SET PROBLEM ::
Tell how many lines contain the word "this". Reply with the number only.

ENTRIES SHOWN ::
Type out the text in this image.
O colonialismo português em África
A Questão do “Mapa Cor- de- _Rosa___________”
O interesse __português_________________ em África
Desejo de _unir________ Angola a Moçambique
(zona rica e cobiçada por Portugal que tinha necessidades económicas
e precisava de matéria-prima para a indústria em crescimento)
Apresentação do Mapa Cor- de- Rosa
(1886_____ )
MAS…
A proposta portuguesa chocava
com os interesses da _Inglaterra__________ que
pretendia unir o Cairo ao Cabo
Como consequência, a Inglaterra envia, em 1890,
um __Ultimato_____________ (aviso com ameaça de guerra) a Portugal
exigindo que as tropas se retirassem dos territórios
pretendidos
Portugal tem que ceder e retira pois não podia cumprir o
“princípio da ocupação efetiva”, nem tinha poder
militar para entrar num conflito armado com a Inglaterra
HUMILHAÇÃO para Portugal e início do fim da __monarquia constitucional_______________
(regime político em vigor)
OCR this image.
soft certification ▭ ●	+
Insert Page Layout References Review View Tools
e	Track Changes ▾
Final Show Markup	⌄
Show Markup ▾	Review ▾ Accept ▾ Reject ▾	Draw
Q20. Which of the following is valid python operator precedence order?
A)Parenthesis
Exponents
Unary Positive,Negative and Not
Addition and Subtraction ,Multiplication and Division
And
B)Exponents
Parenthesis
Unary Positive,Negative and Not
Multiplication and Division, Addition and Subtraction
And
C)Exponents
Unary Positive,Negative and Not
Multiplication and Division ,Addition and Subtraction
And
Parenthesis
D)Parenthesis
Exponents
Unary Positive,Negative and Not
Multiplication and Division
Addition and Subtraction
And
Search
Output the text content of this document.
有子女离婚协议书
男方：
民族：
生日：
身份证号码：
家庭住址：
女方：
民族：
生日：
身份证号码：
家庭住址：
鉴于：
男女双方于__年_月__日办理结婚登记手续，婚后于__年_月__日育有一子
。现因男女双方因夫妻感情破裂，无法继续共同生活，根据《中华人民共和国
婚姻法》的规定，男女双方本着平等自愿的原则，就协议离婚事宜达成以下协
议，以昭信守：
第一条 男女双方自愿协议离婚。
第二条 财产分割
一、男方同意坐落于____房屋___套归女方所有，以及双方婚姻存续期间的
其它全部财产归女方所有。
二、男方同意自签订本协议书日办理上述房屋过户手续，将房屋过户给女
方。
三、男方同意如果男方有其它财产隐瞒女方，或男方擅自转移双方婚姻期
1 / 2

FINAL RESULT ::
3